YOUR GOAL:
Copy out all lines of the records in which the word "this" appears.

--------

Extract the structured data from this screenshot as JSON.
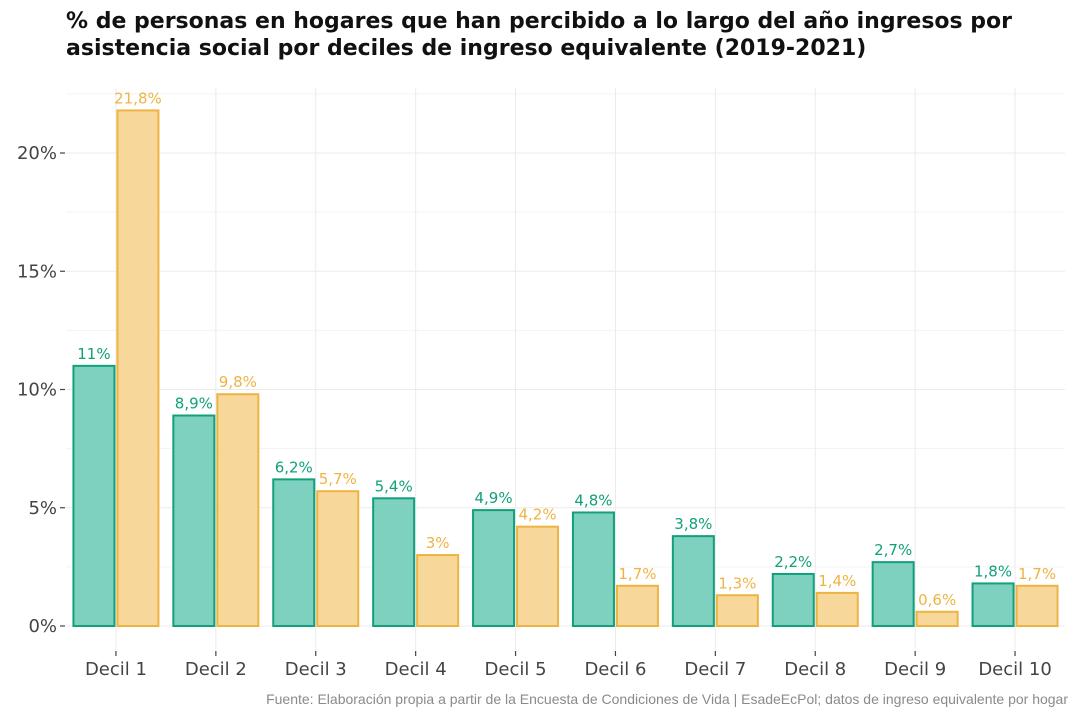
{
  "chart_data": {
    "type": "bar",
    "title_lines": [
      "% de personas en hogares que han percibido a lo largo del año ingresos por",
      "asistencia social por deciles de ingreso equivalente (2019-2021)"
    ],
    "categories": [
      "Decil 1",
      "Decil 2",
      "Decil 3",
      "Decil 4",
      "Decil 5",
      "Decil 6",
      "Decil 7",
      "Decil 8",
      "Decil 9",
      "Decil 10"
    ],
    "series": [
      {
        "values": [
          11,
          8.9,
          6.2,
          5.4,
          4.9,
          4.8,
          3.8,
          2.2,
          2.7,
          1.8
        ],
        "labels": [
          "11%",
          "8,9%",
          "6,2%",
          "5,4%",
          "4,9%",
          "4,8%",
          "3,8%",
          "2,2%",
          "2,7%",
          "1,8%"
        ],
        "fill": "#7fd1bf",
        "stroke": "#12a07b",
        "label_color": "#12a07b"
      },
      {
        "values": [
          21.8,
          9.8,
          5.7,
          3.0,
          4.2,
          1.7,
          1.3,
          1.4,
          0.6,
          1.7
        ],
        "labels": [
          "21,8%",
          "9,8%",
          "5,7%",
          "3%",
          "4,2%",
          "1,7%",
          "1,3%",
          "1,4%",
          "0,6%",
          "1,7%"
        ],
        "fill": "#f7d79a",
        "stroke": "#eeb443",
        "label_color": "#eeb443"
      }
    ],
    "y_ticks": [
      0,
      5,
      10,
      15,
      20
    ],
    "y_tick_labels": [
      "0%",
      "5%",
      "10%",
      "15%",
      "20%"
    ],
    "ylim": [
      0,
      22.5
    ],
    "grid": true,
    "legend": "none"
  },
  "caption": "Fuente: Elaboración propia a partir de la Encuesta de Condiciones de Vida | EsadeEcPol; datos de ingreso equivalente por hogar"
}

--------

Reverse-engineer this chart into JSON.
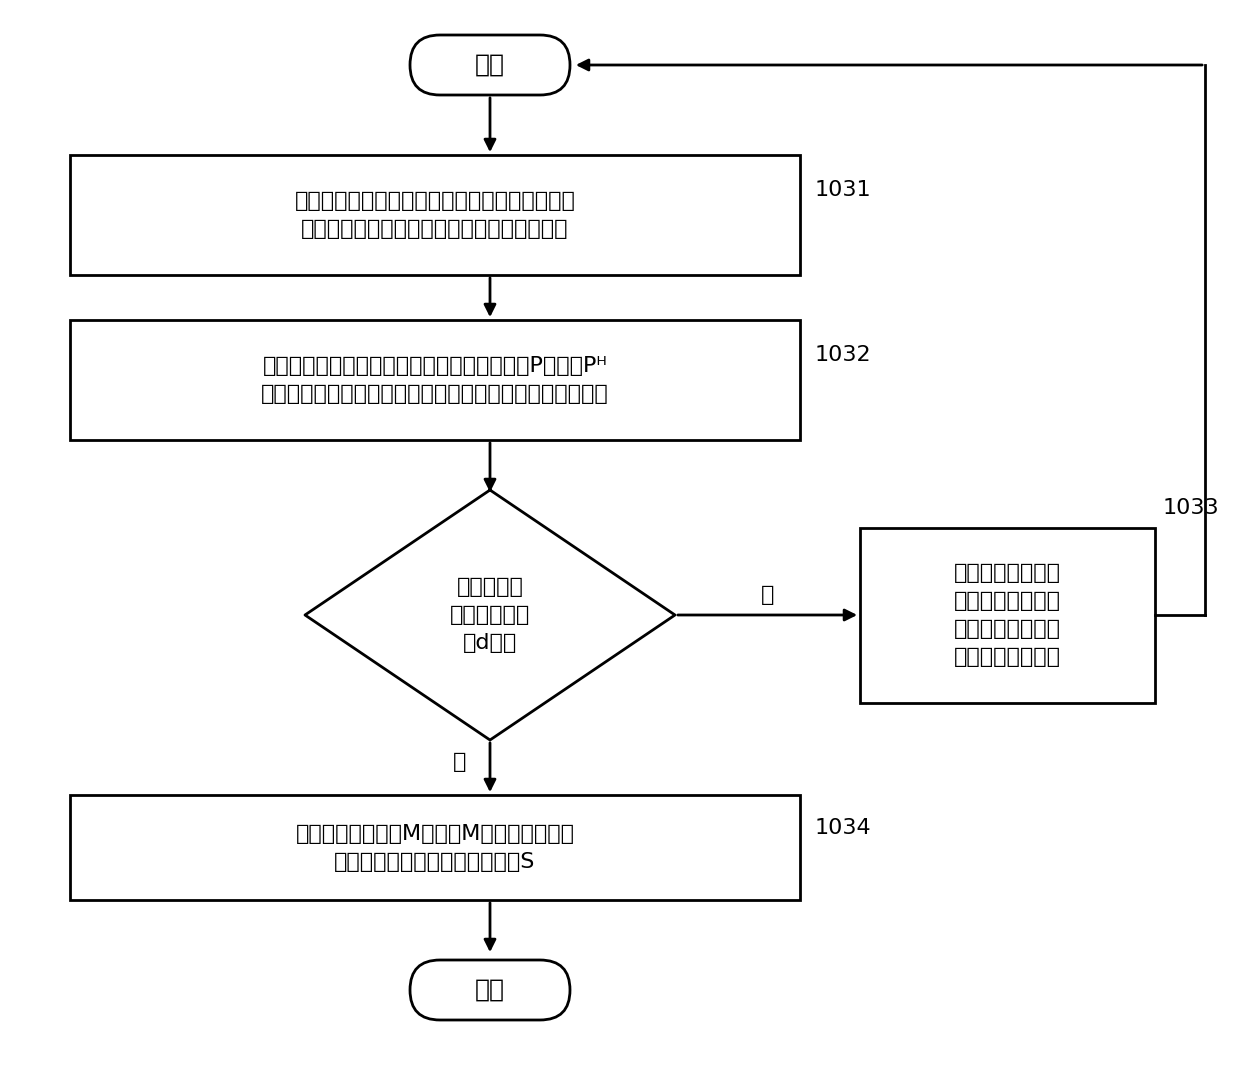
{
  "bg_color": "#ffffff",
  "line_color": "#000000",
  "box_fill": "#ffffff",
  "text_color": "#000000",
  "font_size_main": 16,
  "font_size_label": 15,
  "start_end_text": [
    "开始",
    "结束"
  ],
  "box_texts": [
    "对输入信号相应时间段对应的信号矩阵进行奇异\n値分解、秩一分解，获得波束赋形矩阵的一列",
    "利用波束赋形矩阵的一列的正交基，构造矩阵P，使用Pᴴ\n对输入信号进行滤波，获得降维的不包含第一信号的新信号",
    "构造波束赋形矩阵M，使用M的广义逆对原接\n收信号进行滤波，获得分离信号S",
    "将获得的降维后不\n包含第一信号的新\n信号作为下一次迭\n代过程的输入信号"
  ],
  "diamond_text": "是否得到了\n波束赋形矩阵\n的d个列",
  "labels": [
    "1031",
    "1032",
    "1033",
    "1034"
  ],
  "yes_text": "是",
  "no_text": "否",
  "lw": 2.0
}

--------

ANSWER BELOW:
Extract the structured data from this screenshot as JSON.
Reverse-engineer this chart into JSON.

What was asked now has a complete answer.